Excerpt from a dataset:
------------------------------------------------

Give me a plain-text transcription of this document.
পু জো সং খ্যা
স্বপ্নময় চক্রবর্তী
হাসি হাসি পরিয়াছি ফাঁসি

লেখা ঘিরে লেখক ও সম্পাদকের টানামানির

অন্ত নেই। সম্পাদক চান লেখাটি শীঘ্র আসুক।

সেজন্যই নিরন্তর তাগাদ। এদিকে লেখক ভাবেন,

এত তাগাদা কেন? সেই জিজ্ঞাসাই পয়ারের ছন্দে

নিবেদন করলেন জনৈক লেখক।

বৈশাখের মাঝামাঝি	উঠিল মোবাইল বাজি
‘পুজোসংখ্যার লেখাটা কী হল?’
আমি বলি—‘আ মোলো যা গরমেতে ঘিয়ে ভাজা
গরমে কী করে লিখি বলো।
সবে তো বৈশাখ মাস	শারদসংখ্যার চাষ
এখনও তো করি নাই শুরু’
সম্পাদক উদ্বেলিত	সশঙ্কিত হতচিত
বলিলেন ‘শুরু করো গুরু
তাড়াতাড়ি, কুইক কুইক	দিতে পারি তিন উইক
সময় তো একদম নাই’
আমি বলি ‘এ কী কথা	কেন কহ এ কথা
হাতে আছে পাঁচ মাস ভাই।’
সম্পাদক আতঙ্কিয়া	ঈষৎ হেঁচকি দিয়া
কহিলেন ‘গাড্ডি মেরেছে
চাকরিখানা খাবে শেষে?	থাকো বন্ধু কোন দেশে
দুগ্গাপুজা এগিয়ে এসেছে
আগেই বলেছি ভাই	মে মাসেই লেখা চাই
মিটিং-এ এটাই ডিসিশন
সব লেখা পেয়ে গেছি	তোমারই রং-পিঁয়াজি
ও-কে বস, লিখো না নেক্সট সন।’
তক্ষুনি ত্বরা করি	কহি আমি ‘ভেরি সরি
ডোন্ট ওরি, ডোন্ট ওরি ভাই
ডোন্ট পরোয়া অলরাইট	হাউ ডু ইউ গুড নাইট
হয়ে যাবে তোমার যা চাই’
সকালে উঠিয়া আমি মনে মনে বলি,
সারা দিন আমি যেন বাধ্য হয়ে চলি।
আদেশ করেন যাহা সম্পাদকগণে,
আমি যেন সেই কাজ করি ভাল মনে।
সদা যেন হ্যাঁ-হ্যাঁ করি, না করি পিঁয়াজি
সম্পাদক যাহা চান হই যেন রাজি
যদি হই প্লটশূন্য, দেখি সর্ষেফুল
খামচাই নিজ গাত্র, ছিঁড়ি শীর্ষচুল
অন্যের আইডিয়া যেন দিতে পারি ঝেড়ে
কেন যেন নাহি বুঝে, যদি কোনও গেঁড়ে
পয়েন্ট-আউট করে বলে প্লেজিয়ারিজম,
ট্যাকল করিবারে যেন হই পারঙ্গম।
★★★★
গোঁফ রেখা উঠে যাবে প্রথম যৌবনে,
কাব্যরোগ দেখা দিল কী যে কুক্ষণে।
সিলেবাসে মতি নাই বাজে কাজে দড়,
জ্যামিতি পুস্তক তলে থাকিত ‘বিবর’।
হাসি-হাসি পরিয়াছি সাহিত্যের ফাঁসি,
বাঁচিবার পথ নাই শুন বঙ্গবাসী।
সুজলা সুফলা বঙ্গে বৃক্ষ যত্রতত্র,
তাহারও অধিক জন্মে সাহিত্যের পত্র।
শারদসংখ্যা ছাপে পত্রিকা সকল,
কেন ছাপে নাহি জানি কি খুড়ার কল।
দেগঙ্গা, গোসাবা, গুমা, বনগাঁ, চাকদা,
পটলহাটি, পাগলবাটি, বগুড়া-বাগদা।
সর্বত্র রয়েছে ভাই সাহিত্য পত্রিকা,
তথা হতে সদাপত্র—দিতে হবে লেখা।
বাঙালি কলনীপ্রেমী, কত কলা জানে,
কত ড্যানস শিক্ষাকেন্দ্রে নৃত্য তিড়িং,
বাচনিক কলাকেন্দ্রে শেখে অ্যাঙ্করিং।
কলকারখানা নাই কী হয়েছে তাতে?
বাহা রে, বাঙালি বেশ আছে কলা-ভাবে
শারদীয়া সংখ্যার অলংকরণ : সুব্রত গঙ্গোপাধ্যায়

------------------------------------------------

■ Short exercise:
Repeat the entries exactly, all of them.

■ The reply:
Give me a plain-text transcription of this document.
পু জো সং খ্যা
স্বপ্নময় চক্রবর্তী
হাসি হাসি পরিয়াছি ফাঁসি

লেখা ঘিরে লেখক ও সম্পাদকের টানামানির

অন্ত নেই। সম্পাদক চান লেখাটি শীঘ্র আসুক।

সেজন্যই নিরন্তর তাগাদ। এদিকে লেখক ভাবেন,

এত তাগাদা কেন? সেই জিজ্ঞাসাই পয়ারের ছন্দে

নিবেদন করলেন জনৈক লেখক।

বৈশাখের মাঝামাঝি	উঠিল মোবাইল বাজি
‘পুজোসংখ্যার লেখাটা কী হল?’
আমি বলি—‘আ মোলো যা গরমেতে ঘিয়ে ভাজা
গরমে কী করে লিখি বলো।
সবে তো বৈশাখ মাস	শারদসংখ্যার চাষ
এখনও তো করি নাই শুরু’
সম্পাদক উদ্বেলিত	সশঙ্কিত হতচিত
বলিলেন ‘শুরু করো গুরু
তাড়াতাড়ি, কুইক কুইক	দিতে পারি তিন উইক
সময় তো একদম নাই’
আমি বলি ‘এ কী কথা	কেন কহ এ কথা
হাতে আছে পাঁচ মাস ভাই।’
সম্পাদক আতঙ্কিয়া	ঈষৎ হেঁচকি দিয়া
কহিলেন ‘গাড্ডি মেরেছে
চাকরিখানা খাবে শেষে?	থাকো বন্ধু কোন দেশে
দুগ্গাপুজা এগিয়ে এসেছে
আগেই বলেছি ভাই	মে মাসেই লেখা চাই
মিটিং-এ এটাই ডিসিশন
সব লেখা পেয়ে গেছি	তোমারই রং-পিঁয়াজি
ও-কে বস, লিখো না নেক্সট সন।’
তক্ষুনি ত্বরা করি	কহি আমি ‘ভেরি সরি
ডোন্ট ওরি, ডোন্ট ওরি ভাই
ডোন্ট পরোয়া অলরাইট	হাউ ডু ইউ গুড নাইট
হয়ে যাবে তোমার যা চাই’
সকালে উঠিয়া আমি মনে মনে বলি,
সারা দিন আমি যেন বাধ্য হয়ে চলি।
আদেশ করেন যাহা সম্পাদকগণে,
আমি যেন সেই কাজ করি ভাল মনে।
সদা যেন হ্যাঁ-হ্যাঁ করি, না করি পিঁয়াজি
সম্পাদক যাহা চান হই যেন রাজি
যদি হই প্লটশূন্য, দেখি সর্ষেফুল
খামচাই নিজ গাত্র, ছিঁড়ি শীর্ষচুল
অন্যের আইডিয়া যেন দিতে পারি ঝেড়ে
কেন যেন নাহি বুঝে, যদি কোনও গেঁড়ে
পয়েন্ট-আউট করে বলে প্লেজিয়ারিজম,
ট্যাকল করিবারে যেন হই পারঙ্গম।
★★★★
গোঁফ রেখা উঠে যাবে প্রথম যৌবনে,
কাব্যরোগ দেখা দিল কী যে কুক্ষণে।
সিলেবাসে মতি নাই বাজে কাজে দড়,
জ্যামিতি পুস্তক তলে থাকিত ‘বিবর’।
হাসি-হাসি পরিয়াছি সাহিত্যের ফাঁসি,
বাঁচিবার পথ নাই শুন বঙ্গবাসী।
সুজলা সুফলা বঙ্গে বৃক্ষ যত্রতত্র,
তাহারও অধিক জন্মে সাহিত্যের পত্র।
শারদসংখ্যা ছাপে পত্রিকা সকল,
কেন ছাপে নাহি জানি কি খুড়ার কল।
দেগঙ্গা, গোসাবা, গুমা, বনগাঁ, চাকদা,
পটলহাটি, পাগলবাটি, বগুড়া-বাগদা।
সর্বত্র রয়েছে ভাই সাহিত্য পত্রিকা,
তথা হতে সদাপত্র—দিতে হবে লেখা।
বাঙালি কলনীপ্রেমী, কত কলা জানে,
কত ড্যানস শিক্ষাকেন্দ্রে নৃত্য তিড়িং,
বাচনিক কলাকেন্দ্রে শেখে অ্যাঙ্করিং।
কলকারখানা নাই কী হয়েছে তাতে?
বাহা রে, বাঙালি বেশ আছে কলা-ভাবে
শারদীয়া সংখ্যার অলংকরণ : সুব্রত গঙ্গোপাধ্যায়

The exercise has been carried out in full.